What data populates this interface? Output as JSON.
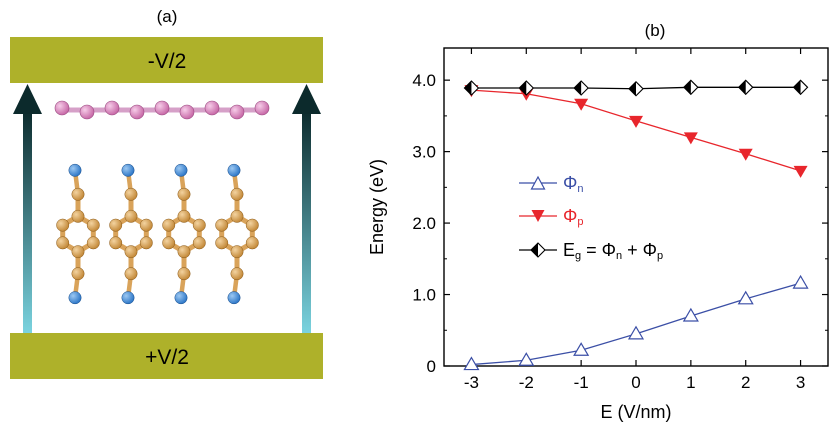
{
  "panel_a": {
    "label": "(a)",
    "top_plate_label": "-V/2",
    "bottom_plate_label": "+V/2",
    "colors": {
      "plate": "#aeb12a",
      "arrow_top": "#0c2a2c",
      "arrow_bottom": "#7ad3df",
      "top_atom": "#c86aa8",
      "top_bond": "#d6a0c8",
      "ring_atom": "#c48a3a",
      "ring_bond": "#d9a35a",
      "end_atom": "#2f78c8"
    }
  },
  "panel_b": {
    "label": "(b)"
  },
  "chart_data": {
    "type": "line",
    "xlabel": "E (V/nm)",
    "ylabel": "Energy (eV)",
    "xlim": [
      -3.5,
      3.5
    ],
    "ylim": [
      0,
      4.45
    ],
    "xticks": [
      -3,
      -2,
      -1,
      0,
      1,
      2,
      3
    ],
    "xtick_labels": [
      "-3",
      "-2",
      "-1",
      "0",
      "1",
      "2",
      "3"
    ],
    "yticks": [
      0,
      1,
      2,
      3,
      4
    ],
    "ytick_labels": [
      "0",
      "1.0",
      "2.0",
      "3.0",
      "4.0"
    ],
    "grid": false,
    "legend_position": "middle-left",
    "series": [
      {
        "name": "Φn",
        "legend_main": "Φ",
        "legend_sub": "n",
        "color": "#3b4fa6",
        "marker": "triangle-up-open",
        "x": [
          -3,
          -2,
          -1,
          0,
          1,
          2,
          3
        ],
        "y": [
          0.02,
          0.08,
          0.22,
          0.45,
          0.7,
          0.94,
          1.16
        ]
      },
      {
        "name": "Φp",
        "legend_main": "Φ",
        "legend_sub": "p",
        "color": "#e8262c",
        "marker": "triangle-down-filled",
        "x": [
          -3,
          -2,
          -1,
          0,
          1,
          2,
          3
        ],
        "y": [
          3.86,
          3.81,
          3.67,
          3.43,
          3.2,
          2.97,
          2.73
        ]
      },
      {
        "name": "Eg = Φn + Φp",
        "legend_main": "E",
        "legend_sub": "g",
        "legend_rest_1": " = Φ",
        "legend_sub_2": "n",
        "legend_rest_2": " + Φ",
        "legend_sub_3": "p",
        "color": "#000000",
        "marker": "diamond-half",
        "x": [
          -3,
          -2,
          -1,
          0,
          1,
          2,
          3
        ],
        "y": [
          3.89,
          3.89,
          3.89,
          3.88,
          3.9,
          3.9,
          3.9
        ]
      }
    ]
  }
}
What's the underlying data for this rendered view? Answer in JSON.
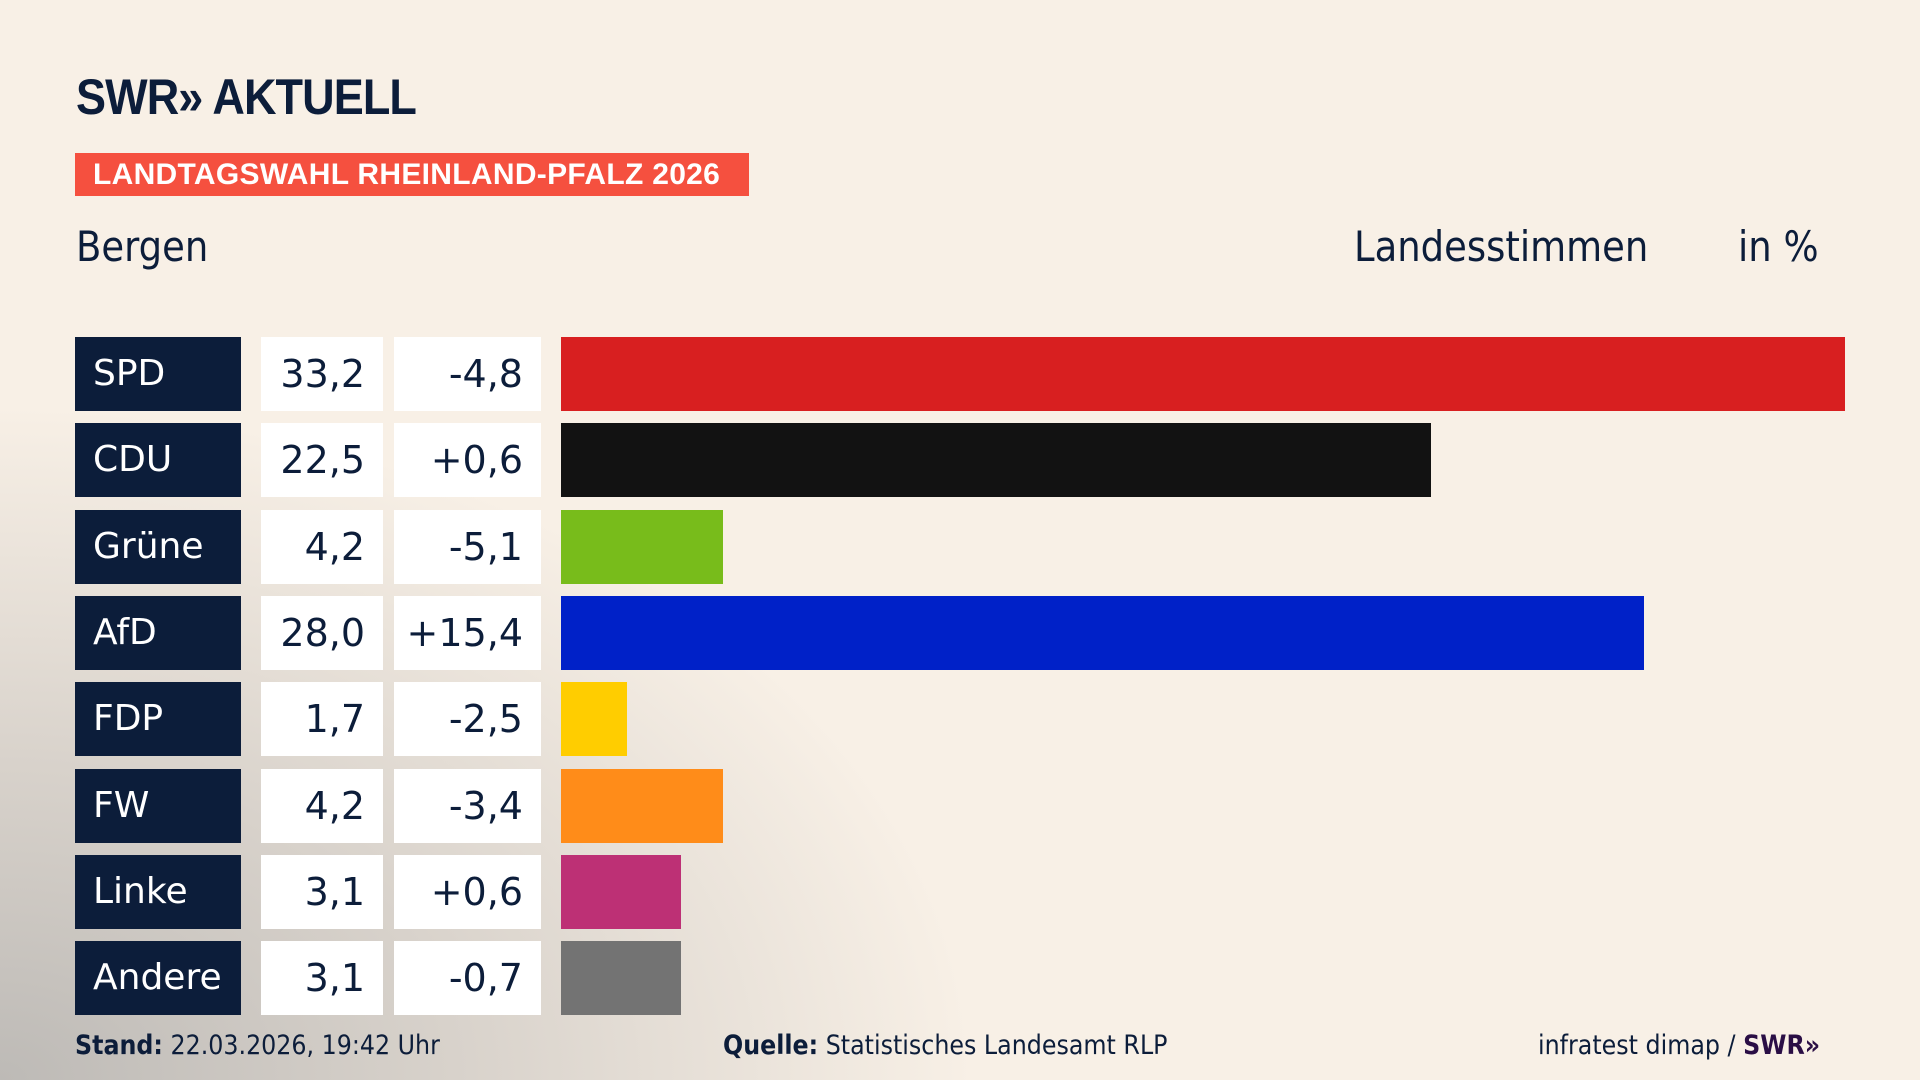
{
  "header": {
    "logo": "SWR» AKTUELL",
    "banner": "LANDTAGSWAHL RHEINLAND-PFALZ 2026",
    "region": "Bergen",
    "vote_type": "Landesstimmen",
    "unit": "in %"
  },
  "chart_data": {
    "type": "bar",
    "orientation": "horizontal",
    "categories": [
      "SPD",
      "CDU",
      "Grüne",
      "AfD",
      "FDP",
      "FW",
      "Linke",
      "Andere"
    ],
    "values": [
      33.2,
      22.5,
      4.2,
      28.0,
      1.7,
      4.2,
      3.1,
      3.1
    ],
    "value_labels": [
      "33,2",
      "22,5",
      "4,2",
      "28,0",
      "1,7",
      "4,2",
      "3,1",
      "3,1"
    ],
    "diff_labels": [
      "-4,8",
      "+0,6",
      "-5,1",
      "+15,4",
      "-2,5",
      "-3,4",
      "+0,6",
      "-0,7"
    ],
    "diffs": [
      -4.8,
      0.6,
      -5.1,
      15.4,
      -2.5,
      -3.4,
      0.6,
      -0.7
    ],
    "colors": [
      "#d81f20",
      "#121212",
      "#78bc1b",
      "#0021c8",
      "#ffcd00",
      "#ff8c19",
      "#bd3075",
      "#737373"
    ],
    "unit": "in %"
  },
  "footer": {
    "stand_label": "Stand:",
    "stand_value": "22.03.2026, 19:42 Uhr",
    "source_label": "Quelle:",
    "source_value": "Statistisches Landesamt RLP",
    "credit": "infratest dimap /",
    "credit_logo": "SWR»"
  }
}
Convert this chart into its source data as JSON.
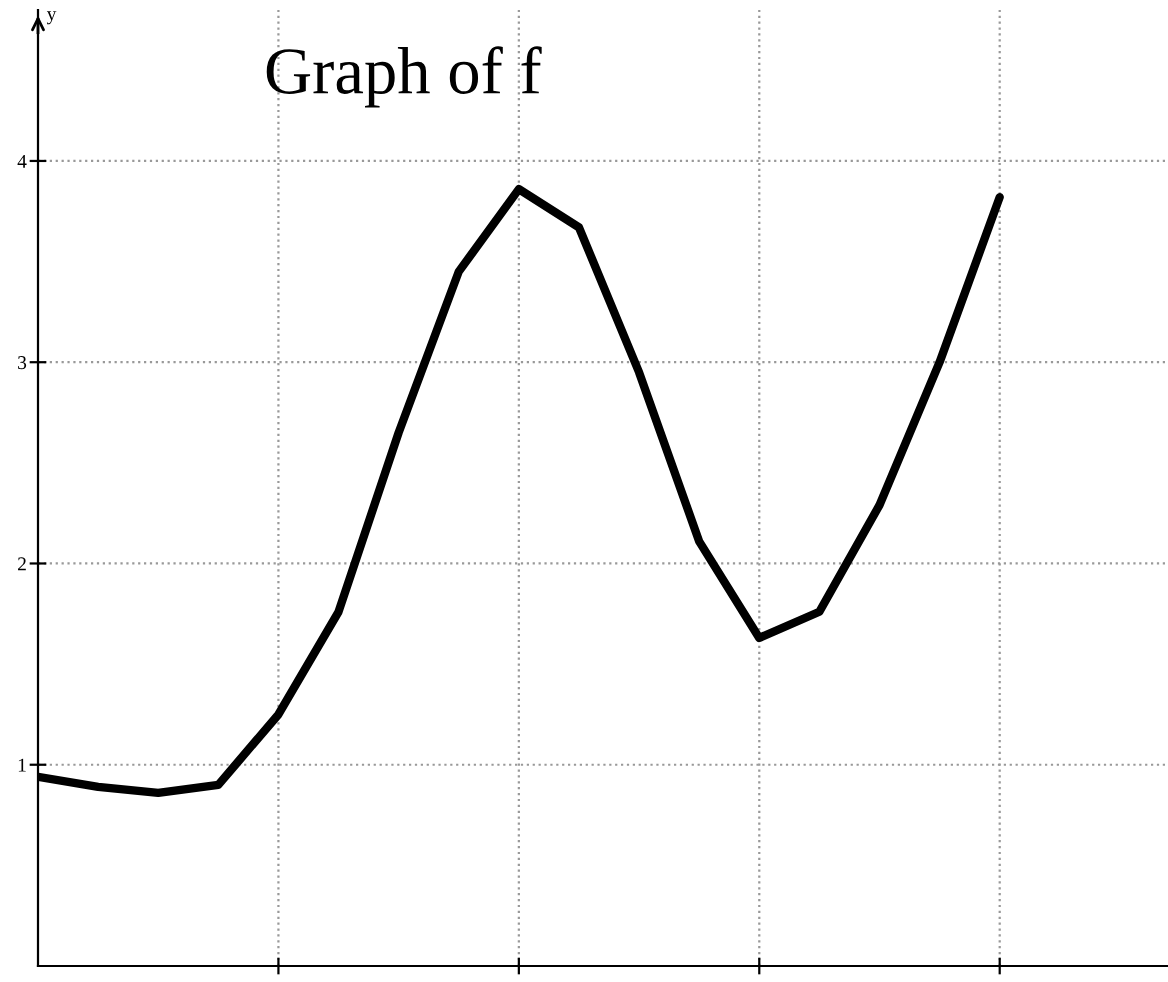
{
  "chart_data": {
    "type": "line",
    "title": "Graph of f",
    "ylabel": "y",
    "categories": [
      null,
      null,
      null,
      null,
      null,
      null,
      null,
      null,
      null,
      null,
      null,
      null,
      null,
      null,
      null,
      null,
      null
    ],
    "series": [
      {
        "color": "#000000",
        "values": [
          0.94,
          0.89,
          0.86,
          0.9,
          1.25,
          1.76,
          2.65,
          3.45,
          3.86,
          3.67,
          2.95,
          2.11,
          1.63,
          1.76,
          2.29,
          3.0,
          3.82
        ]
      }
    ],
    "ylim": [
      0,
      4.75
    ],
    "yticks": [
      1,
      2,
      3,
      4
    ],
    "grid": true,
    "line_style": "solid",
    "marker": "none"
  }
}
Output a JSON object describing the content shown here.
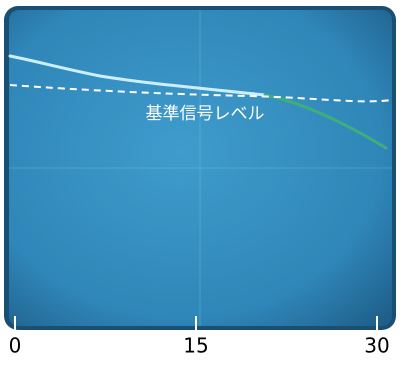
{
  "chart_data": {
    "type": "line",
    "annotation": "基準信号レベル",
    "xlim": [
      0,
      30
    ],
    "xticks": [
      0,
      15,
      30
    ]
  }
}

○ ○ ○ ○

Each record above is to be restated exactly, with its pictures removed from the copy.

What data populates this interface? Output as JSON.
{
  "panel_a": {
    "label": "(a)",
    "top_plate_label": "-V/2",
    "bottom_plate_label": "+V/2",
    "colors": {
      "plate": "#aeb12a",
      "arrow_top": "#0c2a2c",
      "arrow_bottom": "#7ad3df",
      "top_atom": "#c86aa8",
      "top_bond": "#d6a0c8",
      "ring_atom": "#c48a3a",
      "ring_bond": "#d9a35a",
      "end_atom": "#2f78c8"
    }
  },
  "panel_b": {
    "label": "(b)"
  },
  "chart_data": {
    "type": "line",
    "xlabel": "E (V/nm)",
    "ylabel": "Energy (eV)",
    "xlim": [
      -3.5,
      3.5
    ],
    "ylim": [
      0,
      4.45
    ],
    "xticks": [
      -3,
      -2,
      -1,
      0,
      1,
      2,
      3
    ],
    "xtick_labels": [
      "-3",
      "-2",
      "-1",
      "0",
      "1",
      "2",
      "3"
    ],
    "yticks": [
      0,
      1,
      2,
      3,
      4
    ],
    "ytick_labels": [
      "0",
      "1.0",
      "2.0",
      "3.0",
      "4.0"
    ],
    "grid": false,
    "legend_position": "middle-left",
    "series": [
      {
        "name": "Φn",
        "legend_main": "Φ",
        "legend_sub": "n",
        "color": "#3b4fa6",
        "marker": "triangle-up-open",
        "x": [
          -3,
          -2,
          -1,
          0,
          1,
          2,
          3
        ],
        "y": [
          0.02,
          0.08,
          0.22,
          0.45,
          0.7,
          0.94,
          1.16
        ]
      },
      {
        "name": "Φp",
        "legend_main": "Φ",
        "legend_sub": "p",
        "color": "#e8262c",
        "marker": "triangle-down-filled",
        "x": [
          -3,
          -2,
          -1,
          0,
          1,
          2,
          3
        ],
        "y": [
          3.86,
          3.81,
          3.67,
          3.43,
          3.2,
          2.97,
          2.73
        ]
      },
      {
        "name": "Eg = Φn + Φp",
        "legend_main": "E",
        "legend_sub": "g",
        "legend_rest_1": " = Φ",
        "legend_sub_2": "n",
        "legend_rest_2": " + Φ",
        "legend_sub_3": "p",
        "color": "#000000",
        "marker": "diamond-half",
        "x": [
          -3,
          -2,
          -1,
          0,
          1,
          2,
          3
        ],
        "y": [
          3.89,
          3.89,
          3.89,
          3.88,
          3.9,
          3.9,
          3.9
        ]
      }
    ]
  }
}
What's the underlying data for this rendered view? Answer in JSON.
{
  "header": {
    "logo": "SWR» AKTUELL",
    "banner": "LANDTAGSWAHL RHEINLAND-PFALZ 2026",
    "region": "Bergen",
    "vote_type": "Landesstimmen",
    "unit": "in %"
  },
  "chart_data": {
    "type": "bar",
    "orientation": "horizontal",
    "categories": [
      "SPD",
      "CDU",
      "Grüne",
      "AfD",
      "FDP",
      "FW",
      "Linke",
      "Andere"
    ],
    "values": [
      33.2,
      22.5,
      4.2,
      28.0,
      1.7,
      4.2,
      3.1,
      3.1
    ],
    "value_labels": [
      "33,2",
      "22,5",
      "4,2",
      "28,0",
      "1,7",
      "4,2",
      "3,1",
      "3,1"
    ],
    "diff_labels": [
      "-4,8",
      "+0,6",
      "-5,1",
      "+15,4",
      "-2,5",
      "-3,4",
      "+0,6",
      "-0,7"
    ],
    "diffs": [
      -4.8,
      0.6,
      -5.1,
      15.4,
      -2.5,
      -3.4,
      0.6,
      -0.7
    ],
    "colors": [
      "#d81f20",
      "#121212",
      "#78bc1b",
      "#0021c8",
      "#ffcd00",
      "#ff8c19",
      "#bd3075",
      "#737373"
    ],
    "unit": "in %"
  },
  "footer": {
    "stand_label": "Stand:",
    "stand_value": "22.03.2026, 19:42 Uhr",
    "source_label": "Quelle:",
    "source_value": "Statistisches Landesamt RLP",
    "credit": "infratest dimap /",
    "credit_logo": "SWR»"
  }
}
Convert this chart into its source data as JSON.
{
  "chart_data": {
    "type": "line",
    "title": "Graph of f",
    "ylabel": "y",
    "categories": [
      null,
      null,
      null,
      null,
      null,
      null,
      null,
      null,
      null,
      null,
      null,
      null,
      null,
      null,
      null,
      null,
      null
    ],
    "series": [
      {
        "color": "#000000",
        "values": [
          0.94,
          0.89,
          0.86,
          0.9,
          1.25,
          1.76,
          2.65,
          3.45,
          3.86,
          3.67,
          2.95,
          2.11,
          1.63,
          1.76,
          2.29,
          3.0,
          3.82
        ]
      }
    ],
    "ylim": [
      0,
      4.75
    ],
    "yticks": [
      1,
      2,
      3,
      4
    ],
    "grid": true,
    "line_style": "solid",
    "marker": "none"
  }
}
Output a JSON object describing the content shown here.
{
  "chart_data": {
    "type": "line",
    "annotation": "基準信号レベル",
    "xlim": [
      0,
      30
    ],
    "xticks": [
      0,
      15,
      30
    ]
  }
}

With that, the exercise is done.